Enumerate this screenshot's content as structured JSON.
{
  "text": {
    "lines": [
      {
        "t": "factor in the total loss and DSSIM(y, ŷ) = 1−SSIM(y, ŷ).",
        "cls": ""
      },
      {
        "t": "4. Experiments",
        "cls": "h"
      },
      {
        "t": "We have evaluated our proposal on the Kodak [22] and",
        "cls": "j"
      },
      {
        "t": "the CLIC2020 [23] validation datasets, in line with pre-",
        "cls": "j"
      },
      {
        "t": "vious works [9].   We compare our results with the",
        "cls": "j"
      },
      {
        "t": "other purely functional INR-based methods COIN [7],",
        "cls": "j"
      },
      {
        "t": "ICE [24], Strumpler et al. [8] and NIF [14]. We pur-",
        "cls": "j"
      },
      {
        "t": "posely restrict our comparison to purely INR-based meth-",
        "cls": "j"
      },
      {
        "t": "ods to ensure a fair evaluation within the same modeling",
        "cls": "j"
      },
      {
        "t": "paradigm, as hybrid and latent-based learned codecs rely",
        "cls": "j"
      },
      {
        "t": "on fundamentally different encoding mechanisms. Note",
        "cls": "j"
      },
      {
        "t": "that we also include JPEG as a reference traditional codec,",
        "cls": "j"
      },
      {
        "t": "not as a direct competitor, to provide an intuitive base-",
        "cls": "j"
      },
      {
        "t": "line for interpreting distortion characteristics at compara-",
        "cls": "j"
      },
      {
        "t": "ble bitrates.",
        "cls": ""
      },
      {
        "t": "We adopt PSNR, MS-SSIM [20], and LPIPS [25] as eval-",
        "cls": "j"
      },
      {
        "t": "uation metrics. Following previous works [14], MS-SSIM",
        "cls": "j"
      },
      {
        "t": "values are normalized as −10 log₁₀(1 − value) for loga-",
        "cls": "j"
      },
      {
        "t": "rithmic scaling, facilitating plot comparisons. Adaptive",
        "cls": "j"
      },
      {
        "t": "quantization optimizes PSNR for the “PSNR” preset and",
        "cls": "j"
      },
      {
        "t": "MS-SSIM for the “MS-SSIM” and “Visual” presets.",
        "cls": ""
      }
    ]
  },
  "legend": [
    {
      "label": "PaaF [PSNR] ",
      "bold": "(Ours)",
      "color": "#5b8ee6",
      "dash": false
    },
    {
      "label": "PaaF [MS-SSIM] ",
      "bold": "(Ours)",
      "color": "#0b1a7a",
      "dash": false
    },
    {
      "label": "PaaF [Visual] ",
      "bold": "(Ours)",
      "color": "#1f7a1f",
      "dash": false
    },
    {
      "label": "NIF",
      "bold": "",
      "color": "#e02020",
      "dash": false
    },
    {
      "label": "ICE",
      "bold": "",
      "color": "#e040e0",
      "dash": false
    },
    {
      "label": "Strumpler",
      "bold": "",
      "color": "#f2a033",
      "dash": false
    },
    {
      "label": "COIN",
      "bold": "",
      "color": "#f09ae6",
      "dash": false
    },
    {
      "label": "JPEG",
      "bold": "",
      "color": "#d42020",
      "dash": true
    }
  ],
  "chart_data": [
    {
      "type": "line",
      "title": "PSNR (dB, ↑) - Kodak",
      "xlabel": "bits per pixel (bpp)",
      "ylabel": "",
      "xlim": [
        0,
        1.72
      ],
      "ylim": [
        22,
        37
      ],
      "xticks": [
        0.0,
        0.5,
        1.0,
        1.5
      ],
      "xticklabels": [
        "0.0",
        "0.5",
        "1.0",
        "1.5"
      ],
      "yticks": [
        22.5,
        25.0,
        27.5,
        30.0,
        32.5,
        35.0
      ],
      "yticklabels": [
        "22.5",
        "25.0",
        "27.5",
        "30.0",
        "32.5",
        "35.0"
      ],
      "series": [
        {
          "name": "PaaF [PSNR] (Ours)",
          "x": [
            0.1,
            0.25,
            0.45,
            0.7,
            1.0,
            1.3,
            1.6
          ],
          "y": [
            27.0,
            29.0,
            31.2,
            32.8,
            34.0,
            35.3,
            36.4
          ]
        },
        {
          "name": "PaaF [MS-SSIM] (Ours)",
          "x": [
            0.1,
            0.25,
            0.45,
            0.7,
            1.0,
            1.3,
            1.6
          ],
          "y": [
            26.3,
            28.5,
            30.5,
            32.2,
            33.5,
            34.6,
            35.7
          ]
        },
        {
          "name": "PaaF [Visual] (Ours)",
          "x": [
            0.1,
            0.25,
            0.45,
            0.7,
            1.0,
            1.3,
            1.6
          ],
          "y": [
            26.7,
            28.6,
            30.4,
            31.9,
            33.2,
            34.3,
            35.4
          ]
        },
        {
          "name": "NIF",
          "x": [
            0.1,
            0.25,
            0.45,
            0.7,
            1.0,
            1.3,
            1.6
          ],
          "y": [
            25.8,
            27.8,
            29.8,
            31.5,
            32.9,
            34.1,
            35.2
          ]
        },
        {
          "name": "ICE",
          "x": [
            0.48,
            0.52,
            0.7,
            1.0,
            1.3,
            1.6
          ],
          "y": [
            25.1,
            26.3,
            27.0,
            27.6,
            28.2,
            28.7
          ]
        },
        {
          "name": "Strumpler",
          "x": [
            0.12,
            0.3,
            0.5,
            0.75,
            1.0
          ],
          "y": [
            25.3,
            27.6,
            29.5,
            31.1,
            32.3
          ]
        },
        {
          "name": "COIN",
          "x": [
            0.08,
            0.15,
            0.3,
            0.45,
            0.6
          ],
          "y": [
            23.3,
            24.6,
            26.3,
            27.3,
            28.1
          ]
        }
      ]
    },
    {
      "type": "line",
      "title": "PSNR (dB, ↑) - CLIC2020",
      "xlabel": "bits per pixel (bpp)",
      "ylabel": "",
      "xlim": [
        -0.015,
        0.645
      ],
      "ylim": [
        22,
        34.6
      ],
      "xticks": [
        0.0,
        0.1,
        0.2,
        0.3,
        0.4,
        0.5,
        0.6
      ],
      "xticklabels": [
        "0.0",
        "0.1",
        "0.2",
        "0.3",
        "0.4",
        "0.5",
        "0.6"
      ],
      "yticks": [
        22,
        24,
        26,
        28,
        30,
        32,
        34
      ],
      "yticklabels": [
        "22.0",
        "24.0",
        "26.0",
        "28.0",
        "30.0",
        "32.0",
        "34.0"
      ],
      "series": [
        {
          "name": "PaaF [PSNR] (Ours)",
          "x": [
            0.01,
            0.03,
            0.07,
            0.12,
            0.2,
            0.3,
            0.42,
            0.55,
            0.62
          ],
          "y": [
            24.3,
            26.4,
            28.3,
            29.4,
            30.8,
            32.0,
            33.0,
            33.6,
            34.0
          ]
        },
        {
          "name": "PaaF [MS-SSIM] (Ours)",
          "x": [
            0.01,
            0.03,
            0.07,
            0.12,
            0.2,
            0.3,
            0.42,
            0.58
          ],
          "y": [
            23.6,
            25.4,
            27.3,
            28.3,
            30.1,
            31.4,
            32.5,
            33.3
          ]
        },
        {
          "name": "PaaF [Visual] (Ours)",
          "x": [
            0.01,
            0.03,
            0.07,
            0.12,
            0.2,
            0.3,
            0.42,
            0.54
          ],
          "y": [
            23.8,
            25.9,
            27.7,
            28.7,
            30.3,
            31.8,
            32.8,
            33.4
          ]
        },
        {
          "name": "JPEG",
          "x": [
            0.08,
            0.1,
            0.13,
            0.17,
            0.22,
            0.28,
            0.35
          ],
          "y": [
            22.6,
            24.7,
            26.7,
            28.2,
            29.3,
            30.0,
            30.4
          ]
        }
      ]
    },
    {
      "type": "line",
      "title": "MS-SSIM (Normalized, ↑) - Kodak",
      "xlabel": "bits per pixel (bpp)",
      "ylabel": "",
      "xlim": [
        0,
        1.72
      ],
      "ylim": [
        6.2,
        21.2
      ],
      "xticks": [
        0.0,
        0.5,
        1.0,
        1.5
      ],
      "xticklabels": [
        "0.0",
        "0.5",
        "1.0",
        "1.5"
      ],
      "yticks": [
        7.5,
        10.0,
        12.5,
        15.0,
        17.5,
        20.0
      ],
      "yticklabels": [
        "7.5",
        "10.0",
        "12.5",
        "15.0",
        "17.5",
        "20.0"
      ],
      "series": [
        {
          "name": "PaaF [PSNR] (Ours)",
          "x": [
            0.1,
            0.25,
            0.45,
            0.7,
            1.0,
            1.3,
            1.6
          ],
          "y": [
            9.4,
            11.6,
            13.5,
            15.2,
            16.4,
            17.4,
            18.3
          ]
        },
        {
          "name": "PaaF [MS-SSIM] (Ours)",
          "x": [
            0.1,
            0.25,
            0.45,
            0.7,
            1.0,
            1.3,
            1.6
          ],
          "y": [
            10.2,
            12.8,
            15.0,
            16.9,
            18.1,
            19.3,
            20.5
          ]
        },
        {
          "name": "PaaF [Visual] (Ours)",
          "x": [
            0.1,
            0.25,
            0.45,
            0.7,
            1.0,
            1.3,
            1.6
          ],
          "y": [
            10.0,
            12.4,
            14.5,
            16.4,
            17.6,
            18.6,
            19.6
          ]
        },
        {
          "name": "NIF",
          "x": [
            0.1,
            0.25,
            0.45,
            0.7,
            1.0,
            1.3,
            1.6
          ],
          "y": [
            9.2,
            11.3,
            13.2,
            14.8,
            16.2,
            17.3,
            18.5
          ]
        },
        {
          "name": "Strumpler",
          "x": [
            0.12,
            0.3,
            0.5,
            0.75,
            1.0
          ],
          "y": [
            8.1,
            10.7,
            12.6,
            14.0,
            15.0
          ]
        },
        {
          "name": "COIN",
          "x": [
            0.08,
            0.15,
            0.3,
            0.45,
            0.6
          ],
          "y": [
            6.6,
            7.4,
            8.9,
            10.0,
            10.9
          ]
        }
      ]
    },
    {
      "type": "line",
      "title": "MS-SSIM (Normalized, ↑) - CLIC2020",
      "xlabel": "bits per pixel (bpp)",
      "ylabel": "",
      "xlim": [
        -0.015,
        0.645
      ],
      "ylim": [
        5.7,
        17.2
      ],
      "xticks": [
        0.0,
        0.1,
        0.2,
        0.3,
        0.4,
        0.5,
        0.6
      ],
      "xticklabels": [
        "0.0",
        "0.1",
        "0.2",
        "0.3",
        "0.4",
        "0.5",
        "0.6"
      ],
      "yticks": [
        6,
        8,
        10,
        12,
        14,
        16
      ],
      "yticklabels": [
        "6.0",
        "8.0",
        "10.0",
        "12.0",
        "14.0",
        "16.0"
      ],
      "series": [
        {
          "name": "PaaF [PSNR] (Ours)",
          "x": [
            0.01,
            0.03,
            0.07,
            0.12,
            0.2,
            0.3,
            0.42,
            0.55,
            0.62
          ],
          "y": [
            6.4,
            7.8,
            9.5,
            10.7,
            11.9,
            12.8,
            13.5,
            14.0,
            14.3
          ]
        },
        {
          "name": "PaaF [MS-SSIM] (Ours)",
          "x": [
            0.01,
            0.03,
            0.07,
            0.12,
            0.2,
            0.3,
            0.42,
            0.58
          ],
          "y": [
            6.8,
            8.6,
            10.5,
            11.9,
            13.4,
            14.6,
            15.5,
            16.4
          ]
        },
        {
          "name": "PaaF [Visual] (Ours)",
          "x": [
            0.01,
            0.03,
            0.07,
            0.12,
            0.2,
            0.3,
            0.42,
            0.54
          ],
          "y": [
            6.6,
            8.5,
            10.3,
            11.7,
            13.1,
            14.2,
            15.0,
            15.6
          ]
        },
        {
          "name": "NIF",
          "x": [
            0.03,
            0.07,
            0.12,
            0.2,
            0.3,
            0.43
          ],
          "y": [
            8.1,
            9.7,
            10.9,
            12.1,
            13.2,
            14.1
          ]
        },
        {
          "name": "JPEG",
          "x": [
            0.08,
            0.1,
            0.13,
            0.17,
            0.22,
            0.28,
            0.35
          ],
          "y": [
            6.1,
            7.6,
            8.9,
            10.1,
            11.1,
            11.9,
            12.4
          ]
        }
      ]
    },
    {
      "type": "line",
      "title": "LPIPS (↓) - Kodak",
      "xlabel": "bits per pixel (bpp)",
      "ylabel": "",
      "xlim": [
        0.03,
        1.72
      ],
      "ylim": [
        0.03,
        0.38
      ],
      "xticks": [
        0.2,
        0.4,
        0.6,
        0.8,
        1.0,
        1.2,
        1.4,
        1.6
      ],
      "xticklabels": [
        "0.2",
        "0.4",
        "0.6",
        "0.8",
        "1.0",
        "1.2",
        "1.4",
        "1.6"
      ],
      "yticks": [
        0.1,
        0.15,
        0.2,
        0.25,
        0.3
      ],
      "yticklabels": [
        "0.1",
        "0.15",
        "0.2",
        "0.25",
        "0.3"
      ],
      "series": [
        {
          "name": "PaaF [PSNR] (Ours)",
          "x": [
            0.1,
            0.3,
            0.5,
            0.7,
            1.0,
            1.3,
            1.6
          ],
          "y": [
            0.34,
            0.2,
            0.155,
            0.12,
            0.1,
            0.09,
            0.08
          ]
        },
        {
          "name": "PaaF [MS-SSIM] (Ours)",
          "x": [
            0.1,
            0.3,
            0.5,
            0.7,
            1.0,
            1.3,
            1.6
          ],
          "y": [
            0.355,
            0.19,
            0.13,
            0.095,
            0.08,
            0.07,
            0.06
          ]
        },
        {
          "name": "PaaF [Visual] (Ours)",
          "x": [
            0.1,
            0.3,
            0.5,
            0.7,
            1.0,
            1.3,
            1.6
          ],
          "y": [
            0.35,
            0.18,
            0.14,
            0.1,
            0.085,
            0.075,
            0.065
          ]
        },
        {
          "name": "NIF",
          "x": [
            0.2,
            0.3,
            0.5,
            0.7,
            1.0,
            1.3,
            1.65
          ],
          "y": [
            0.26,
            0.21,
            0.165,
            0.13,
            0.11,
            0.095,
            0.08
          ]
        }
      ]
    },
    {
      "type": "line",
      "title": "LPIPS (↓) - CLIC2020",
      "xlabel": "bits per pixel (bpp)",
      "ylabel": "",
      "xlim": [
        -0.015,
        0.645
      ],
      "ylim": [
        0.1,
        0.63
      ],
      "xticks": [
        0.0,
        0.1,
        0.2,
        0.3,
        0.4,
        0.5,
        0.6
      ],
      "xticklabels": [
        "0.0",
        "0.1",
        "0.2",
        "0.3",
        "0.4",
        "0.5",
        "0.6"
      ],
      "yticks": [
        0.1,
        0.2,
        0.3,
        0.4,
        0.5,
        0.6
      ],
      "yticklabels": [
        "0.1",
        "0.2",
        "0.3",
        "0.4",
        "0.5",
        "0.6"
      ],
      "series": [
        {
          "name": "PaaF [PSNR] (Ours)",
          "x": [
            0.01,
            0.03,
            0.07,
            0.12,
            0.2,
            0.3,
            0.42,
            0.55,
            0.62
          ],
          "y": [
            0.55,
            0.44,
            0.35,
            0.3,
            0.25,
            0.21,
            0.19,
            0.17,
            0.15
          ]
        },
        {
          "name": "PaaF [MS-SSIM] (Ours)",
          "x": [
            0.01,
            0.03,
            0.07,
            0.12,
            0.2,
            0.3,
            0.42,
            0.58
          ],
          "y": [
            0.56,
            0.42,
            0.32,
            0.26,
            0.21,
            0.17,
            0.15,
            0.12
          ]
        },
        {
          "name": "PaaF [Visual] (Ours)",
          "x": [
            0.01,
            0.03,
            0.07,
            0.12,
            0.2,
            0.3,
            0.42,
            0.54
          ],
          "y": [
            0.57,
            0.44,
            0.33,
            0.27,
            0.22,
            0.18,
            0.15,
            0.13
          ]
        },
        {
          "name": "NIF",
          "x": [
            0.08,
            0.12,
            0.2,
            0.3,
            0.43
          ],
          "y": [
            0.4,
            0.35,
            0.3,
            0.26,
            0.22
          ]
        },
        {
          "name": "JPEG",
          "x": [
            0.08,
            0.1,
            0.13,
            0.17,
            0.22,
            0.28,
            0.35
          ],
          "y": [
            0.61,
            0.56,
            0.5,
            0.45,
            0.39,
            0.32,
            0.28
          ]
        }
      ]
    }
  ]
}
::::::::::
TASK INSTRUCTIONS
Scan the records above for the string "Kodak", then select every line that holds it.

EXERCISE RESPONSE
        "t": "We have evaluated our proposal on the Kodak [22] and",
      "title": "PSNR (dB, ↑) - Kodak",
      "title": "MS-SSIM (Normalized, ↑) - Kodak",
      "title": "LPIPS (↓) - Kodak",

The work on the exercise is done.